(Entries taken from a collection)

┌────────

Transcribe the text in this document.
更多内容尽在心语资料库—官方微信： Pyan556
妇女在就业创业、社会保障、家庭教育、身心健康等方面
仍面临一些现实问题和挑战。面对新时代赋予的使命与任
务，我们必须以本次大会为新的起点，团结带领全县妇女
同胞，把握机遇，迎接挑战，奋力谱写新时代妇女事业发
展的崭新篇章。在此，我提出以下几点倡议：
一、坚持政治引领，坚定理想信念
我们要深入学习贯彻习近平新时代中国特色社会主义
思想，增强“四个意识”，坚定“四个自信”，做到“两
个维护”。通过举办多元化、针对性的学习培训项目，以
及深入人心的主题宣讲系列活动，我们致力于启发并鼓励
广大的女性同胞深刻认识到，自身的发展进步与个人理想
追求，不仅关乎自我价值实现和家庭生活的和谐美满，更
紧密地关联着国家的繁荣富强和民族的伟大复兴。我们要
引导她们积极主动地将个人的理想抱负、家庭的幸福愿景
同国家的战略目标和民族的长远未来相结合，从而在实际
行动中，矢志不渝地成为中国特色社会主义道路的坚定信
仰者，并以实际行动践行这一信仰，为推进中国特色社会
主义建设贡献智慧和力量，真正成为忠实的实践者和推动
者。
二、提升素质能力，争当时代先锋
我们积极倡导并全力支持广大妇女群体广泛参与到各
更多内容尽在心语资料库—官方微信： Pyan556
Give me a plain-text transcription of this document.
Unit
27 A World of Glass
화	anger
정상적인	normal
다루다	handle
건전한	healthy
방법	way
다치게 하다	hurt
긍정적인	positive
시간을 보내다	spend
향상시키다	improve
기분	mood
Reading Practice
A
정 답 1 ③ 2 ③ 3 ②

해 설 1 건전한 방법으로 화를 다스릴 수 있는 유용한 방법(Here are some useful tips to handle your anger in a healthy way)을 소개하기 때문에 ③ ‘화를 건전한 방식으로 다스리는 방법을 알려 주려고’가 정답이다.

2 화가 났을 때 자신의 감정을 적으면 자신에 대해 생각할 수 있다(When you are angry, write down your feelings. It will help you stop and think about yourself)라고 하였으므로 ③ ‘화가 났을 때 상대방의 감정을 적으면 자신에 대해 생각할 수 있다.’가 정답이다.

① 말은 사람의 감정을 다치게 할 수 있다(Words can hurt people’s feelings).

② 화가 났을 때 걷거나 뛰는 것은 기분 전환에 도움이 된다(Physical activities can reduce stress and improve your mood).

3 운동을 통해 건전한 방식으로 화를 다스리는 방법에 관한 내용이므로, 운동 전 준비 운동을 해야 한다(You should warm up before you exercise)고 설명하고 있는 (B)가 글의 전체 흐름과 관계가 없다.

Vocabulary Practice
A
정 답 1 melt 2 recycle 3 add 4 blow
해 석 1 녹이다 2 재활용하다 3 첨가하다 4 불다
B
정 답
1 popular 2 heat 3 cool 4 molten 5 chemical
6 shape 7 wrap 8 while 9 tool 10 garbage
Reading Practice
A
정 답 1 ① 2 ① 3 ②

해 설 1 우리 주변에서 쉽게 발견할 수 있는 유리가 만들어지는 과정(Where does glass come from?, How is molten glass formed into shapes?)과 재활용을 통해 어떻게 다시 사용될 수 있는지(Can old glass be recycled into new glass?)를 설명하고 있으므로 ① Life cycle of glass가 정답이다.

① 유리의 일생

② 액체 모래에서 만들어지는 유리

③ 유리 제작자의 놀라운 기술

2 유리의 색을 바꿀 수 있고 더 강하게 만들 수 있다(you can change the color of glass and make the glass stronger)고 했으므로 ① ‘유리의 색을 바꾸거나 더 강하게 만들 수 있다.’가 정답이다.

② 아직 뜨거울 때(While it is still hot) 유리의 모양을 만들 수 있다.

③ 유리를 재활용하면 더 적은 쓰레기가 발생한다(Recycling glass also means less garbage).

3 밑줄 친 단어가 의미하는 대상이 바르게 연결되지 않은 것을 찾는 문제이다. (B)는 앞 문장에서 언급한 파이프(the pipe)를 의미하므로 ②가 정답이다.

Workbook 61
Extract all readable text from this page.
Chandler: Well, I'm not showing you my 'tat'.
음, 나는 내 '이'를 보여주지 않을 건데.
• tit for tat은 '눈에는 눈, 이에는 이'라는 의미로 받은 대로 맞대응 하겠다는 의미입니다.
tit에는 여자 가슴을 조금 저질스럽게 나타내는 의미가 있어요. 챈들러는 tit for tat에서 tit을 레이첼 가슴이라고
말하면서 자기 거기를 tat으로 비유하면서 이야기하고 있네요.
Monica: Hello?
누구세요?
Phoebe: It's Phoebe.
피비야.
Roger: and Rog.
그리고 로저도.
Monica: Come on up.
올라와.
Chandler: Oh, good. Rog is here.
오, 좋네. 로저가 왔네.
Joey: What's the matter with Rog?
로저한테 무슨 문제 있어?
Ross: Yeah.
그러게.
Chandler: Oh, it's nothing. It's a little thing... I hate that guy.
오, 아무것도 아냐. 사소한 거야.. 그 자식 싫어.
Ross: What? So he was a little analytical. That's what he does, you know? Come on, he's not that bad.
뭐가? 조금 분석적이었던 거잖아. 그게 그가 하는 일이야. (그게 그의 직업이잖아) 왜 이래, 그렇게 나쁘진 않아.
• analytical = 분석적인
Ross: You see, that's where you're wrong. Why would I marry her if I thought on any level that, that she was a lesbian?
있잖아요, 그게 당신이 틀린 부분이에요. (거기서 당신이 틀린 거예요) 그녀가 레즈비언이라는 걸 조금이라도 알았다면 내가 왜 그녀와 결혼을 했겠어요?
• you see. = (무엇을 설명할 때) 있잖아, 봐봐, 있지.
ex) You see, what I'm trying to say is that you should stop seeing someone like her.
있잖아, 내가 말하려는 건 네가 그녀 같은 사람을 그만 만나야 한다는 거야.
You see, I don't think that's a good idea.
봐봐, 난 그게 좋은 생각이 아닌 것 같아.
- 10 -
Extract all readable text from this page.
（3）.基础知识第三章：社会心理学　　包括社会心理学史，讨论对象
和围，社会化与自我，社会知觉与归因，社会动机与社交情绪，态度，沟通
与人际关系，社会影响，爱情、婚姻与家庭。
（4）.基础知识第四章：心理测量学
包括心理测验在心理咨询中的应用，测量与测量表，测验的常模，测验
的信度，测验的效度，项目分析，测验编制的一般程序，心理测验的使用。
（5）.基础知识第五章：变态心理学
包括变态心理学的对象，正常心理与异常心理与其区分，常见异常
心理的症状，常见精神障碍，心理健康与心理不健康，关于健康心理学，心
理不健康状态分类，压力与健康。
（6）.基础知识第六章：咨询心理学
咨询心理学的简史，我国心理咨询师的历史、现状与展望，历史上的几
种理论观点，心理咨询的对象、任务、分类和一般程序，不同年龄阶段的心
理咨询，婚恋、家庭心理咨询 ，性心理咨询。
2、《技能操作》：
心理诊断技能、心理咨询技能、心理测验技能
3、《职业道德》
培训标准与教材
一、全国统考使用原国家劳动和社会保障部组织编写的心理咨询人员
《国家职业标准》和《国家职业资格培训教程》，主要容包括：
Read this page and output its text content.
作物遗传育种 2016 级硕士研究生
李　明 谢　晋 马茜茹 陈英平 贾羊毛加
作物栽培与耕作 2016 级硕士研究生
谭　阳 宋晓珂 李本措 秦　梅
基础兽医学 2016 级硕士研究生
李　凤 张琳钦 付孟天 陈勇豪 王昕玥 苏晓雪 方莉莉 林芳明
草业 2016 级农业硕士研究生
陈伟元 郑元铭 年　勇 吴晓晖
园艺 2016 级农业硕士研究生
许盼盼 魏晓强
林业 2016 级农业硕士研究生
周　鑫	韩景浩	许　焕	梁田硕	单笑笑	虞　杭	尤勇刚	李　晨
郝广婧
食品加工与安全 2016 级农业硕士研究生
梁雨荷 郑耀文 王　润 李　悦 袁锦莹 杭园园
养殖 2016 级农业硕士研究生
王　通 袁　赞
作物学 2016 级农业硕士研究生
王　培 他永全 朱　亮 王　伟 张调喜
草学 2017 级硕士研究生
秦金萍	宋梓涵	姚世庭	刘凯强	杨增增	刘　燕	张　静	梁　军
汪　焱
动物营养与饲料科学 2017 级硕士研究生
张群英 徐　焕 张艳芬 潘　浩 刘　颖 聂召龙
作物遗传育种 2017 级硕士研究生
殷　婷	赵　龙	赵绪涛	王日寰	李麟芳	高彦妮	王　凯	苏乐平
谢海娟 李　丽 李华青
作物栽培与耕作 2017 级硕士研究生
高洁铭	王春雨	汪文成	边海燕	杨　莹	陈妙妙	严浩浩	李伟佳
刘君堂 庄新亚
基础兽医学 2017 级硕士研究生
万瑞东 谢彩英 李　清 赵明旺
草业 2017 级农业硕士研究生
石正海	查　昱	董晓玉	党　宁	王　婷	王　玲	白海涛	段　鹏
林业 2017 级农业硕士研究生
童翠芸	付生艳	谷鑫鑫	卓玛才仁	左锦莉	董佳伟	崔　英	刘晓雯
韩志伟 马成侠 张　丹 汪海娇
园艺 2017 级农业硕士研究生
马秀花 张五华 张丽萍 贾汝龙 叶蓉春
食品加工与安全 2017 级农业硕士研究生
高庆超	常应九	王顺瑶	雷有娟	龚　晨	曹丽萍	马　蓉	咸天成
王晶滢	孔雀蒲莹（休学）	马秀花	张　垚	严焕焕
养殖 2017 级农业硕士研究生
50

└────────

Write out the lines above from the one containing "Read this page and output its text content." through the last, exactly as they are.

Read this page and output its text content.
作物遗传育种 2016 级硕士研究生
李　明 谢　晋 马茜茹 陈英平 贾羊毛加
作物栽培与耕作 2016 级硕士研究生
谭　阳 宋晓珂 李本措 秦　梅
基础兽医学 2016 级硕士研究生
李　凤 张琳钦 付孟天 陈勇豪 王昕玥 苏晓雪 方莉莉 林芳明
草业 2016 级农业硕士研究生
陈伟元 郑元铭 年　勇 吴晓晖
园艺 2016 级农业硕士研究生
许盼盼 魏晓强
林业 2016 级农业硕士研究生
周　鑫	韩景浩	许　焕	梁田硕	单笑笑	虞　杭	尤勇刚	李　晨
郝广婧
食品加工与安全 2016 级农业硕士研究生
梁雨荷 郑耀文 王　润 李　悦 袁锦莹 杭园园
养殖 2016 级农业硕士研究生
王　通 袁　赞
作物学 2016 级农业硕士研究生
王　培 他永全 朱　亮 王　伟 张调喜
草学 2017 级硕士研究生
秦金萍	宋梓涵	姚世庭	刘凯强	杨增增	刘　燕	张　静	梁　军
汪　焱
动物营养与饲料科学 2017 级硕士研究生
张群英 徐　焕 张艳芬 潘　浩 刘　颖 聂召龙
作物遗传育种 2017 级硕士研究生
殷　婷	赵　龙	赵绪涛	王日寰	李麟芳	高彦妮	王　凯	苏乐平
谢海娟 李　丽 李华青
作物栽培与耕作 2017 级硕士研究生
高洁铭	王春雨	汪文成	边海燕	杨　莹	陈妙妙	严浩浩	李伟佳
刘君堂 庄新亚
基础兽医学 2017 级硕士研究生
万瑞东 谢彩英 李　清 赵明旺
草业 2017 级农业硕士研究生
石正海	查　昱	董晓玉	党　宁	王　婷	王　玲	白海涛	段　鹏
林业 2017 级农业硕士研究生
童翠芸	付生艳	谷鑫鑫	卓玛才仁	左锦莉	董佳伟	崔　英	刘晓雯
韩志伟 马成侠 张　丹 汪海娇
园艺 2017 级农业硕士研究生
马秀花 张五华 张丽萍 贾汝龙 叶蓉春
食品加工与安全 2017 级农业硕士研究生
高庆超	常应九	王顺瑶	雷有娟	龚　晨	曹丽萍	马　蓉	咸天成
王晶滢	孔雀蒲莹（休学）	马秀花	张　垚	严焕焕
养殖 2017 级农业硕士研究生
50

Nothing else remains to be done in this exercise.